## Given records
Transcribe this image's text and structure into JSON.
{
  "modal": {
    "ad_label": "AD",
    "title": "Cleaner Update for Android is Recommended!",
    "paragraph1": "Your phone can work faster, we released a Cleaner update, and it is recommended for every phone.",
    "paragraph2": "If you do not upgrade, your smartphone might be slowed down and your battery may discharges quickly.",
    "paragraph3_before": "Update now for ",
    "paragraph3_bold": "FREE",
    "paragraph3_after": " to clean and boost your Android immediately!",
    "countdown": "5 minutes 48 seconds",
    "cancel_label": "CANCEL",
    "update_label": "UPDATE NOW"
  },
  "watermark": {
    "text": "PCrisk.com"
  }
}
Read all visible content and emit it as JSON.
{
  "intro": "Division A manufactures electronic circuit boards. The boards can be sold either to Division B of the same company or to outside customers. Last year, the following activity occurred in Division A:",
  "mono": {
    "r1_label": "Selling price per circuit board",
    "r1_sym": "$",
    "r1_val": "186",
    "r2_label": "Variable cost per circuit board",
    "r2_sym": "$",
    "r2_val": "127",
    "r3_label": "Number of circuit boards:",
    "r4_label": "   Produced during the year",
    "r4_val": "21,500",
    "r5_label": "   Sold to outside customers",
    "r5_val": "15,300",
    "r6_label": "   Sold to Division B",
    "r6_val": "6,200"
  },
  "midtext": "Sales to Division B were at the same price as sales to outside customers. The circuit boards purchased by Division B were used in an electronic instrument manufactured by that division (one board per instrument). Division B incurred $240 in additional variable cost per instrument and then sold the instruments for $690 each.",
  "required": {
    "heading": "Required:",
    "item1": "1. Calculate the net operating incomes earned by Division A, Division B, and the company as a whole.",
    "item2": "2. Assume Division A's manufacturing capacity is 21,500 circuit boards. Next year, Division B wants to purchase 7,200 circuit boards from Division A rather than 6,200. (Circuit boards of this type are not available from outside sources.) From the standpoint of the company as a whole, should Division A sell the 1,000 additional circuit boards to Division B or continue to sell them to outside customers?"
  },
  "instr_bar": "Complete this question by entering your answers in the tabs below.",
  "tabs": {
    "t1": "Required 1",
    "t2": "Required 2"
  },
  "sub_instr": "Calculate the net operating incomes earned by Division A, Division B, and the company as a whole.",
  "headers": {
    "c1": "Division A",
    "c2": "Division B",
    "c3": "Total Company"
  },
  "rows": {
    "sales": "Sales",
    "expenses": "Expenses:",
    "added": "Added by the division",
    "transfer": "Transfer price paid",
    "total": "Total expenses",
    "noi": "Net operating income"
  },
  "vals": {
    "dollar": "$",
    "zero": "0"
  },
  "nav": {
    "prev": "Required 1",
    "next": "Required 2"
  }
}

## Problem to work on
Scan the listing above for the word "JSON" and copy every line that holds it.

## Task solution
Transcribe this image's text and structure into JSON.
Read all visible content and emit it as JSON.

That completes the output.